* _What you should do_: Can you reproduce every line of the material below word for word, without changing anything?

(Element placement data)
....
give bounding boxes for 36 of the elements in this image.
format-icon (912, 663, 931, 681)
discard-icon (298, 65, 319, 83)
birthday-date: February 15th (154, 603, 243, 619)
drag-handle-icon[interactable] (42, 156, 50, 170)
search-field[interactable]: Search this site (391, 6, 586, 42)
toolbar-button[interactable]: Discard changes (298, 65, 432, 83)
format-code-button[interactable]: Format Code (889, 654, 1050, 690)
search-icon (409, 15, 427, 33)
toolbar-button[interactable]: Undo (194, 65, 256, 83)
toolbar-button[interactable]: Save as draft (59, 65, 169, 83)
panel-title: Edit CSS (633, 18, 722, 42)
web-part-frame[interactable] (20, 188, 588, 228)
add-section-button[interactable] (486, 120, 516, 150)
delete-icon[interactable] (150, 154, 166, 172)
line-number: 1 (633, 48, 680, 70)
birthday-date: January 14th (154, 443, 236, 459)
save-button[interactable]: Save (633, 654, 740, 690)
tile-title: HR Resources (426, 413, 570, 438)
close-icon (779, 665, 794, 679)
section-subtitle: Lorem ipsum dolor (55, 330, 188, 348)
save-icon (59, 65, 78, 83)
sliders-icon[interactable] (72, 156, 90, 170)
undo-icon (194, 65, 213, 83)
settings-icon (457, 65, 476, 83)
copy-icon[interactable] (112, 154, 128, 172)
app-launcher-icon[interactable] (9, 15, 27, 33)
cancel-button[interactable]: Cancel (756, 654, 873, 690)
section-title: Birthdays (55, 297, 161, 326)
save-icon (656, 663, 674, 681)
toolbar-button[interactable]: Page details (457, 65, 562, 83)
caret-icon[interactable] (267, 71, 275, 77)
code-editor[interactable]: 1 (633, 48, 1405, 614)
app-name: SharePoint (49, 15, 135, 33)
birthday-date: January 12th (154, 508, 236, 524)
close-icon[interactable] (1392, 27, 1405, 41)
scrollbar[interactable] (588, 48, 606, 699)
....
* _Written response_:
give bounding boxes for 36 of the elements in this image.
format-icon (912, 663, 931, 681)
discard-icon (298, 65, 319, 83)
birthday-date: February 15th (154, 603, 243, 619)
drag-handle-icon[interactable] (42, 156, 50, 170)
search-field[interactable]: Search this site (391, 6, 586, 42)
toolbar-button[interactable]: Discard changes (298, 65, 432, 83)
format-code-button[interactable]: Format Code (889, 654, 1050, 690)
search-icon (409, 15, 427, 33)
toolbar-button[interactable]: Undo (194, 65, 256, 83)
toolbar-button[interactable]: Save as draft (59, 65, 169, 83)
panel-title: Edit CSS (633, 18, 722, 42)
web-part-frame[interactable] (20, 188, 588, 228)
add-section-button[interactable] (486, 120, 516, 150)
delete-icon[interactable] (150, 154, 166, 172)
line-number: 1 (633, 48, 680, 70)
birthday-date: January 14th (154, 443, 236, 459)
save-button[interactable]: Save (633, 654, 740, 690)
tile-title: HR Resources (426, 413, 570, 438)
close-icon (779, 665, 794, 679)
section-subtitle: Lorem ipsum dolor (55, 330, 188, 348)
save-icon (59, 65, 78, 83)
sliders-icon[interactable] (72, 156, 90, 170)
undo-icon (194, 65, 213, 83)
settings-icon (457, 65, 476, 83)
copy-icon[interactable] (112, 154, 128, 172)
app-launcher-icon[interactable] (9, 15, 27, 33)
cancel-button[interactable]: Cancel (756, 654, 873, 690)
section-title: Birthdays (55, 297, 161, 326)
save-icon (656, 663, 674, 681)
toolbar-button[interactable]: Page details (457, 65, 562, 83)
caret-icon[interactable] (267, 71, 275, 77)
code-editor[interactable]: 1 (633, 48, 1405, 614)
app-name: SharePoint (49, 15, 135, 33)
birthday-date: January 12th (154, 508, 236, 524)
close-icon[interactable] (1392, 27, 1405, 41)
scrollbar[interactable] (588, 48, 606, 699)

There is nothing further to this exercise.